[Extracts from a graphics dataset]
◆ ◆ ◆ ◆
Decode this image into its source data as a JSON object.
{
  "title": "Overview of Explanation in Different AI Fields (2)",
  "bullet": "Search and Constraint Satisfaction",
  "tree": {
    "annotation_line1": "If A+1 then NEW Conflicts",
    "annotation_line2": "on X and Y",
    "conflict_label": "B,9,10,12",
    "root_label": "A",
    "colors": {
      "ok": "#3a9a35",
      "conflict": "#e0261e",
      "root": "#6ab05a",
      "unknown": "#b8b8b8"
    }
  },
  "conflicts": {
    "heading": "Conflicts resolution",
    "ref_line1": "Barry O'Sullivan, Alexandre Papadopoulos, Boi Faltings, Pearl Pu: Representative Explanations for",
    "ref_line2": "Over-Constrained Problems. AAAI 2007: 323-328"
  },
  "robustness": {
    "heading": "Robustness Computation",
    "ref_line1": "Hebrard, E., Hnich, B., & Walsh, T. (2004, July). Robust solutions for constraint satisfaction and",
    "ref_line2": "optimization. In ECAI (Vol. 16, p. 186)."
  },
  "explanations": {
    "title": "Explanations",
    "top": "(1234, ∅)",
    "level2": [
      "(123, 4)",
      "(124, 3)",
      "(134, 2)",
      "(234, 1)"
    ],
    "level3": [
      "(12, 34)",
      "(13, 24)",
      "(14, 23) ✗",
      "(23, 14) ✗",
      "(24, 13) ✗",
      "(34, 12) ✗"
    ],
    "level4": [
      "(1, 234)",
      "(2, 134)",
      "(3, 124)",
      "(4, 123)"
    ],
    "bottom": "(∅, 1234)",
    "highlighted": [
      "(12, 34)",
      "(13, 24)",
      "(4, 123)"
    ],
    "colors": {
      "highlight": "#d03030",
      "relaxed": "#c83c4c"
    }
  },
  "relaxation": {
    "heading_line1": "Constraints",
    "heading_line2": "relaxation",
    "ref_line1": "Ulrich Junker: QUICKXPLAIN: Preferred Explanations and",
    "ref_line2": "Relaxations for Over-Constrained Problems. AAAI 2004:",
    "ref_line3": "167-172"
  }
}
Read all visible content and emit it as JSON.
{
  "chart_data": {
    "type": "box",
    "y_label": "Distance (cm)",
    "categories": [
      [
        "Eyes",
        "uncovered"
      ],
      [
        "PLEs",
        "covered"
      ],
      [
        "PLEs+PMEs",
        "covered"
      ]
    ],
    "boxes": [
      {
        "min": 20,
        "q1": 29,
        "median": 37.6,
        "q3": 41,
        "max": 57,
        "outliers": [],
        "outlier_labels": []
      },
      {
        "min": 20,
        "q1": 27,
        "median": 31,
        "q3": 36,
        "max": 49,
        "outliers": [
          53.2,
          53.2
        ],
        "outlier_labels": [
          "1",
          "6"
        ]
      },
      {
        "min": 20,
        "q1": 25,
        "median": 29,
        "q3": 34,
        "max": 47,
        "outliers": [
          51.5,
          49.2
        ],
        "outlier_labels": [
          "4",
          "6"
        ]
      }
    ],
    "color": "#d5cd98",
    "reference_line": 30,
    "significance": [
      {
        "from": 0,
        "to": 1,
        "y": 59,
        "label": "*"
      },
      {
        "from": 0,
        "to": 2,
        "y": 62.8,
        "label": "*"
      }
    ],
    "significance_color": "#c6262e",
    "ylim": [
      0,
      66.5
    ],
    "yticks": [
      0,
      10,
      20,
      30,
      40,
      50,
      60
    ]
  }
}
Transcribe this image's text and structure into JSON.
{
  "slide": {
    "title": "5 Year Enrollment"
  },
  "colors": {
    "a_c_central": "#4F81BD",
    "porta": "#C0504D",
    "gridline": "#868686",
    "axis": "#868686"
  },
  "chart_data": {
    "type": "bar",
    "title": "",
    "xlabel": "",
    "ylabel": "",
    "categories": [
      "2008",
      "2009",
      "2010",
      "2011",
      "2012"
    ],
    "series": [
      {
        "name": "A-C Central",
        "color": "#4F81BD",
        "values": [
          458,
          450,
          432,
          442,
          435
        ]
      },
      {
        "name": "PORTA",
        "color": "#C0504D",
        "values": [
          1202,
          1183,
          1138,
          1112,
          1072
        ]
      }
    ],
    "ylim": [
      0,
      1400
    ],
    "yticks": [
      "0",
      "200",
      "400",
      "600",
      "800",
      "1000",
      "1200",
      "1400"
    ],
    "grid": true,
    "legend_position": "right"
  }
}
◆ ◆ ◆ ◆
Each line that holds the word "this" is to be copied.

Decode this image into its source data as a JSON object.
Transcribe this image's text and structure into JSON.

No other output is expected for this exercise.